■ Task statement
Each line should be copied exactly.

Dataset entries on figures:
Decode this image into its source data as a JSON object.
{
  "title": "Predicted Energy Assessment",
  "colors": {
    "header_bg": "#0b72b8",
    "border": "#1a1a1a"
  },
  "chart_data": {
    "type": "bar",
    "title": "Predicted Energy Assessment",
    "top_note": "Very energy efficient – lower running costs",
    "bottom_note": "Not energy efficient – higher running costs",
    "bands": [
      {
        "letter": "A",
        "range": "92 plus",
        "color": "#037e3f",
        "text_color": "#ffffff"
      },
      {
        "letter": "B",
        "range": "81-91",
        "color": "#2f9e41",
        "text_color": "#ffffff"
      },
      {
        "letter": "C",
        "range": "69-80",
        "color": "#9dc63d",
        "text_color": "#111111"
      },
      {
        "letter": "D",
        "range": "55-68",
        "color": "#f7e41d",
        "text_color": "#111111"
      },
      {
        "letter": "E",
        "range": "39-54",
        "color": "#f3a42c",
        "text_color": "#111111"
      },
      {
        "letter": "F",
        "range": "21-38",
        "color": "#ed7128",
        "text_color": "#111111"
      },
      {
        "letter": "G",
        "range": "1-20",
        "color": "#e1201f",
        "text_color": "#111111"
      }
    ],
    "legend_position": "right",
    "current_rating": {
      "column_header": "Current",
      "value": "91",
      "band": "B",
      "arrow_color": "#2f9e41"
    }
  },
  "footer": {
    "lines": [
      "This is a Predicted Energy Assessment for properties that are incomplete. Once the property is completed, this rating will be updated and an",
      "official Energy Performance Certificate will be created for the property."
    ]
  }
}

■ Solution to this problem
Decode this image into its source data as a JSON object.
{
  "title": "Predicted Energy Assessment",
  "colors": {
    "header_bg": "#0b72b8",
    "border": "#1a1a1a"
  },
  "chart_data": {
    "type": "bar",
    "title": "Predicted Energy Assessment",
    "top_note": "Very energy efficient – lower running costs",
    "bottom_note": "Not energy efficient – higher running costs",
    "bands": [
      {
        "letter": "A",
        "range": "92 plus",
        "color": "#037e3f",
        "text_color": "#ffffff"
      },
      {
        "letter": "B",
        "range": "81-91",
        "color": "#2f9e41",
        "text_color": "#ffffff"
      },
      {
        "letter": "C",
        "range": "69-80",
        "color": "#9dc63d",
        "text_color": "#111111"
      },
      {
        "letter": "D",
        "range": "55-68",
        "color": "#f7e41d",
        "text_color": "#111111"
      },
      {
        "letter": "E",
        "range": "39-54",
        "color": "#f3a42c",
        "text_color": "#111111"
      },
      {
        "letter": "F",
        "range": "21-38",
        "color": "#ed7128",
        "text_color": "#111111"
      },
      {
        "letter": "G",
        "range": "1-20",
        "color": "#e1201f",
        "text_color": "#111111"
      }
    ],
    "legend_position": "right",
    "current_rating": {
      "column_header": "Current",
      "value": "91",
      "band": "B",
      "arrow_color": "#2f9e41"
    }
  },
  "footer": {
    "lines": [
      "This is a Predicted Energy Assessment for properties that are incomplete. Once the property is completed, this rating will be updated and an",
      "official Energy Performance Certificate will be created for the property."
    ]
  }
}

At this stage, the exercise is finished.